Exercise instructions.
In the listing below, locate the lines bearing the word "Андрея". Copy every one of them.

Data entries:

* * *

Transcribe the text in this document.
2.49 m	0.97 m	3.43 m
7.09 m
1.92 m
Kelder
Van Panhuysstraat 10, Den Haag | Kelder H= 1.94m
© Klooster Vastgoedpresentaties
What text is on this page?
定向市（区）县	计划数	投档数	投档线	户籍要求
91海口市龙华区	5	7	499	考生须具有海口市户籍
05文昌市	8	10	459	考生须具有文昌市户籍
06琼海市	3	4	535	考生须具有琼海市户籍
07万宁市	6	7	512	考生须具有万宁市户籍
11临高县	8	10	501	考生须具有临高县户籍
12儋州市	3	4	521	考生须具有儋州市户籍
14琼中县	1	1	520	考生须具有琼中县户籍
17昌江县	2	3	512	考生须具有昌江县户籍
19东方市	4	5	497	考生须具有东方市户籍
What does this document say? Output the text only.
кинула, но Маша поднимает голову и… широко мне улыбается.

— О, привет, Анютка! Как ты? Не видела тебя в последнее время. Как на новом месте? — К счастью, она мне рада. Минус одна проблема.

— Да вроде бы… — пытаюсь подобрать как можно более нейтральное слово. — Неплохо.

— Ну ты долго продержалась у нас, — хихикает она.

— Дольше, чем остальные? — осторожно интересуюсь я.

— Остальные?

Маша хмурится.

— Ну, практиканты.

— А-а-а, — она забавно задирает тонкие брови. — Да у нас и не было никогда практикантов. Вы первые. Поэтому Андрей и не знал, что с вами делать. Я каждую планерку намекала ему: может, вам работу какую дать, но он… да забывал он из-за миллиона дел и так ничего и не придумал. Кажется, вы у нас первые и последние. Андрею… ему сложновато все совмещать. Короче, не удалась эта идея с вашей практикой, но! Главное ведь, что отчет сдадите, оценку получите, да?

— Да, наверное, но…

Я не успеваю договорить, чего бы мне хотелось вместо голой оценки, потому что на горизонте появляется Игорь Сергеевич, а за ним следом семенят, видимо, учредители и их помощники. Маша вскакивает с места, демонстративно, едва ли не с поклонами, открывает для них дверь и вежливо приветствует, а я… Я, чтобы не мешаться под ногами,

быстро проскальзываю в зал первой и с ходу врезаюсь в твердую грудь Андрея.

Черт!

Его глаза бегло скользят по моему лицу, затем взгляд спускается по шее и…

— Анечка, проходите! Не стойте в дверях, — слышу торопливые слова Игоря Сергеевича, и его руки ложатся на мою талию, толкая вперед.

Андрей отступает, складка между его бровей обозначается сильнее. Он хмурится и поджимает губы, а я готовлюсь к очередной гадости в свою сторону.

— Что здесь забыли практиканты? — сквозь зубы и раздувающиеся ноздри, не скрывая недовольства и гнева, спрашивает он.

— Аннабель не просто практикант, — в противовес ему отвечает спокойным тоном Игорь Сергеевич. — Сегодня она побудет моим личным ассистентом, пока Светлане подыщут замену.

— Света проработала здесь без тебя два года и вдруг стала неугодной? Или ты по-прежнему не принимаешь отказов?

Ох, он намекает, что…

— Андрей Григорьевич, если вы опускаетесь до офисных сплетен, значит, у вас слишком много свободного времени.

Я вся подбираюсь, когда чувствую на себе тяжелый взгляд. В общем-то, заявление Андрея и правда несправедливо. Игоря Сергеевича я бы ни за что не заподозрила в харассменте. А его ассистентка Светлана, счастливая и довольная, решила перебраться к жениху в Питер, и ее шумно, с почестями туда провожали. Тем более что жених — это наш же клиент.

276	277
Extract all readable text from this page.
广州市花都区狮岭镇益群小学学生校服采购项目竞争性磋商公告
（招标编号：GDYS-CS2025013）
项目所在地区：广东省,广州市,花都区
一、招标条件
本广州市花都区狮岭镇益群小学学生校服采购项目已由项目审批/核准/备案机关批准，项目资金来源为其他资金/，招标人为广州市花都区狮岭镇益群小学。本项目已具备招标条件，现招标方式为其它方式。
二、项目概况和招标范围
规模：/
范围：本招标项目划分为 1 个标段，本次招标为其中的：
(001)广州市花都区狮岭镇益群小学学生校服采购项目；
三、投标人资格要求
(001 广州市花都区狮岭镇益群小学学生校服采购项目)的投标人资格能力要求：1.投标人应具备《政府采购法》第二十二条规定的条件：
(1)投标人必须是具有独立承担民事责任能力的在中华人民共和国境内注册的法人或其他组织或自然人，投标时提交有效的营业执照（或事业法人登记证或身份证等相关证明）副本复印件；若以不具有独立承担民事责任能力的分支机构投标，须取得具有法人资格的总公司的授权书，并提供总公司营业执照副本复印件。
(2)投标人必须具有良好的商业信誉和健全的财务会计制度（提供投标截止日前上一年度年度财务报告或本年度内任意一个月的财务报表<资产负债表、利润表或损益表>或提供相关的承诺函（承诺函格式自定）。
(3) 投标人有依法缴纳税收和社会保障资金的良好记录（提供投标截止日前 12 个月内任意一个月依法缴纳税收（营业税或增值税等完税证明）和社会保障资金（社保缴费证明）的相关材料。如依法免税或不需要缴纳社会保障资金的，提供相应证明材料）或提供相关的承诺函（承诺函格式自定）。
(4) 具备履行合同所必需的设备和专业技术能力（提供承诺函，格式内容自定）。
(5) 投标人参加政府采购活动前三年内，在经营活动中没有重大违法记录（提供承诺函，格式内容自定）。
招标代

* * *

Response to the exercise.
быстро проскальзываю в зал первой и с ходу врезаюсь в твердую грудь Андрея.
Я вся подбираюсь, когда чувствую на себе тяжелый взгляд. В общем-то, заявление Андрея и правда несправедливо. Игоря Сергеевича я бы ни за что не заподозрила в харассменте. А его ассистентка Светлана, счастливая и довольная, решила перебраться к жениху в Питер, и ее шумно, с почестями туда провожали. Тем более что жених — это наш же клиент.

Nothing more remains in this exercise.